**Stored records**

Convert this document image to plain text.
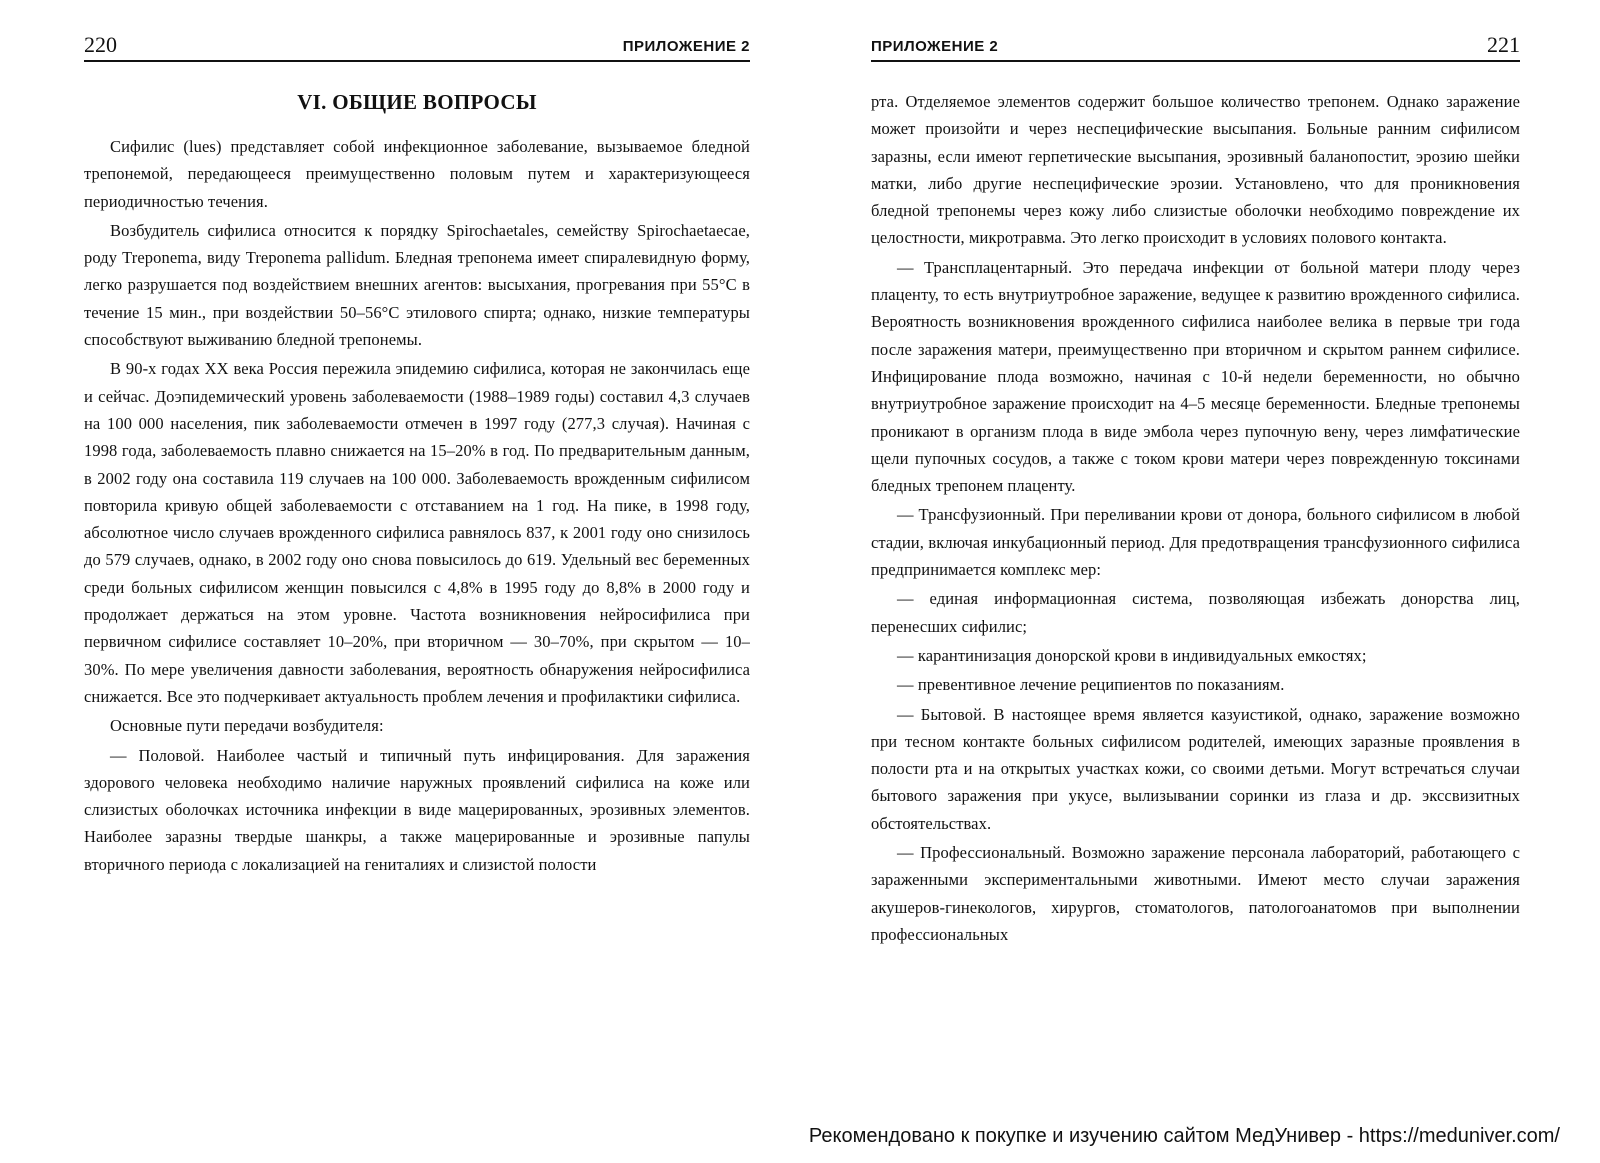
220	ПРИЛОЖЕНИЕ 2
VI. ОБЩИЕ ВОПРОСЫ

Сифилис (lues) представляет собой инфекционное заболевание, вызываемое бледной трепонемой, передающееся преимущественно половым путем и характеризующееся периодичностью течения.

Возбудитель сифилиса относится к порядку Spirochaetales, семейству Spirochaetaecae, роду Treponema, виду Treponema pallidum. Бледная трепонема имеет спиралевидную форму, легко разрушается под воздействием внешних агентов: высыхания, прогревания при 55°С в течение 15 мин., при воздействии 50–56°С этилового спирта; однако, низкие температуры способствуют выживанию бледной трепонемы.

В 90-х годах XX века Россия пережила эпидемию сифилиса, которая не закончилась еще и сейчас. Доэпидемический уровень заболеваемости (1988–1989 годы) составил 4,3 случаев на 100 000 населения, пик заболеваемости отмечен в 1997 году (277,3 случая). Начиная с 1998 года, заболеваемость плавно снижается на 15–20% в год. По предварительным данным, в 2002 году она составила 119 случаев на 100 000. Заболеваемость врожденным сифилисом повторила кривую общей заболеваемости с отставанием на 1 год. На пике, в 1998 году, абсолютное число случаев врожденного сифилиса равнялось 837, к 2001 году оно снизилось до 579 случаев, однако, в 2002 году оно снова повысилось до 619. Удельный вес беременных среди больных сифилисом женщин повысился с 4,8% в 1995 году до 8,8% в 2000 году и продолжает держаться на этом уровне. Частота возникновения нейросифилиса при первичном сифилисе составляет 10–20%, при вторичном — 30–70%, при скрытом — 10–30%. По мере увеличения давности заболевания, вероятность обнаружения нейросифилиса снижается. Все это подчеркивает актуальность проблем лечения и профилактики сифилиса.

Основные пути передачи возбудителя:

— Половой. Наиболее частый и типичный путь инфицирования. Для заражения здорового человека необходимо наличие наружных проявлений сифилиса на коже или слизистых оболочках источника инфекции в виде мацерированных, эрозивных элементов. Наиболее заразны твердые шанкры, а также мацерированные и эрозивные папулы вторичного периода с локализацией на гениталиях и слизистой полости

ПРИЛОЖЕНИЕ 2	221

рта. Отделяемое элементов содержит большое количество трепонем. Однако заражение может произойти и через неспецифические высыпания. Больные ранним сифилисом заразны, если имеют герпетические высыпания, эрозивный баланопостит, эрозию шейки матки, либо другие неспецифические эрозии. Установлено, что для проникновения бледной трепонемы через кожу либо слизистые оболочки необходимо повреждение их целостности, микротравма. Это легко происходит в условиях полового контакта.

— Трансплацентарный. Это передача инфекции от больной матери плоду через плаценту, то есть внутриутробное заражение, ведущее к развитию врожденного сифилиса. Вероятность возникновения врожденного сифилиса наиболее велика в первые три года после заражения матери, преимущественно при вторичном и скрытом раннем сифилисе. Инфицирование плода возможно, начиная с 10-й недели беременности, но обычно внутриутробное заражение происходит на 4–5 месяце беременности. Бледные трепонемы проникают в организм плода в виде эмбола через пупочную вену, через лимфатические щели пупочных сосудов, а также с током крови матери через поврежденную токсинами бледных трепонем плаценту.

— Трансфузионный. При переливании крови от донора, больного сифилисом в любой стадии, включая инкубационный период. Для предотвращения трансфузионного сифилиса предпринимается комплекс мер:

— единая информационная система, позволяющая избежать донорства лиц, перенесших сифилис;

— карантинизация донорской крови в индивидуальных емкостях;

— превентивное лечение реципиентов по показаниям.

— Бытовой. В настоящее время является казуистикой, однако, заражение возможно при тесном контакте больных сифилисом родителей, имеющих заразные проявления в полости рта и на открытых участках кожи, со своими детьми. Могут встречаться случаи бытового заражения при укусе, вылизывании соринки из глаза и др. экссвизитных обстоятельствах.

— Профессиональный. Возможно заражение персонала лабораторий, работающего с зараженными экспериментальными животными. Имеют место случаи заражения акушеров-гинекологов, хирургов, стоматологов, патологоанатомов при выполнении профессиональных

Рекомендовано к покупке и изучению сайтом МедУнивер - https://meduniver.com/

**The request**
Each record should be quoted exactly, with the images omitted.

**Task output**
Convert this document image to plain text.
220	ПРИЛОЖЕНИЕ 2
VI. ОБЩИЕ ВОПРОСЫ

Сифилис (lues) представляет собой инфекционное заболевание, вызываемое бледной трепонемой, передающееся преимущественно половым путем и характеризующееся периодичностью течения.

Возбудитель сифилиса относится к порядку Spirochaetales, семейству Spirochaetaecae, роду Treponema, виду Treponema pallidum. Бледная трепонема имеет спиралевидную форму, легко разрушается под воздействием внешних агентов: высыхания, прогревания при 55°С в течение 15 мин., при воздействии 50–56°С этилового спирта; однако, низкие температуры способствуют выживанию бледной трепонемы.

В 90-х годах XX века Россия пережила эпидемию сифилиса, которая не закончилась еще и сейчас. Доэпидемический уровень заболеваемости (1988–1989 годы) составил 4,3 случаев на 100 000 населения, пик заболеваемости отмечен в 1997 году (277,3 случая). Начиная с 1998 года, заболеваемость плавно снижается на 15–20% в год. По предварительным данным, в 2002 году она составила 119 случаев на 100 000. Заболеваемость врожденным сифилисом повторила кривую общей заболеваемости с отставанием на 1 год. На пике, в 1998 году, абсолютное число случаев врожденного сифилиса равнялось 837, к 2001 году оно снизилось до 579 случаев, однако, в 2002 году оно снова повысилось до 619. Удельный вес беременных среди больных сифилисом женщин повысился с 4,8% в 1995 году до 8,8% в 2000 году и продолжает держаться на этом уровне. Частота возникновения нейросифилиса при первичном сифилисе составляет 10–20%, при вторичном — 30–70%, при скрытом — 10–30%. По мере увеличения давности заболевания, вероятность обнаружения нейросифилиса снижается. Все это подчеркивает актуальность проблем лечения и профилактики сифилиса.

Основные пути передачи возбудителя:

— Половой. Наиболее частый и типичный путь инфицирования. Для заражения здорового человека необходимо наличие наружных проявлений сифилиса на коже или слизистых оболочках источника инфекции в виде мацерированных, эрозивных элементов. Наиболее заразны твердые шанкры, а также мацерированные и эрозивные папулы вторичного периода с локализацией на гениталиях и слизистой полости

ПРИЛОЖЕНИЕ 2	221

рта. Отделяемое элементов содержит большое количество трепонем. Однако заражение может произойти и через неспецифические высыпания. Больные ранним сифилисом заразны, если имеют герпетические высыпания, эрозивный баланопостит, эрозию шейки матки, либо другие неспецифические эрозии. Установлено, что для проникновения бледной трепонемы через кожу либо слизистые оболочки необходимо повреждение их целостности, микротравма. Это легко происходит в условиях полового контакта.

— Трансплацентарный. Это передача инфекции от больной матери плоду через плаценту, то есть внутриутробное заражение, ведущее к развитию врожденного сифилиса. Вероятность возникновения врожденного сифилиса наиболее велика в первые три года после заражения матери, преимущественно при вторичном и скрытом раннем сифилисе. Инфицирование плода возможно, начиная с 10-й недели беременности, но обычно внутриутробное заражение происходит на 4–5 месяце беременности. Бледные трепонемы проникают в организм плода в виде эмбола через пупочную вену, через лимфатические щели пупочных сосудов, а также с током крови матери через поврежденную токсинами бледных трепонем плаценту.

— Трансфузионный. При переливании крови от донора, больного сифилисом в любой стадии, включая инкубационный период. Для предотвращения трансфузионного сифилиса предпринимается комплекс мер:

— единая информационная система, позволяющая избежать донорства лиц, перенесших сифилис;

— карантинизация донорской крови в индивидуальных емкостях;

— превентивное лечение реципиентов по показаниям.

— Бытовой. В настоящее время является казуистикой, однако, заражение возможно при тесном контакте больных сифилисом родителей, имеющих заразные проявления в полости рта и на открытых участках кожи, со своими детьми. Могут встречаться случаи бытового заражения при укусе, вылизывании соринки из глаза и др. экссвизитных обстоятельствах.

— Профессиональный. Возможно заражение персонала лабораторий, работающего с зараженными экспериментальными животными. Имеют место случаи заражения акушеров-гинекологов, хирургов, стоматологов, патологоанатомов при выполнении профессиональных

Рекомендовано к покупке и изучению сайтом МедУнивер - https://meduniver.com/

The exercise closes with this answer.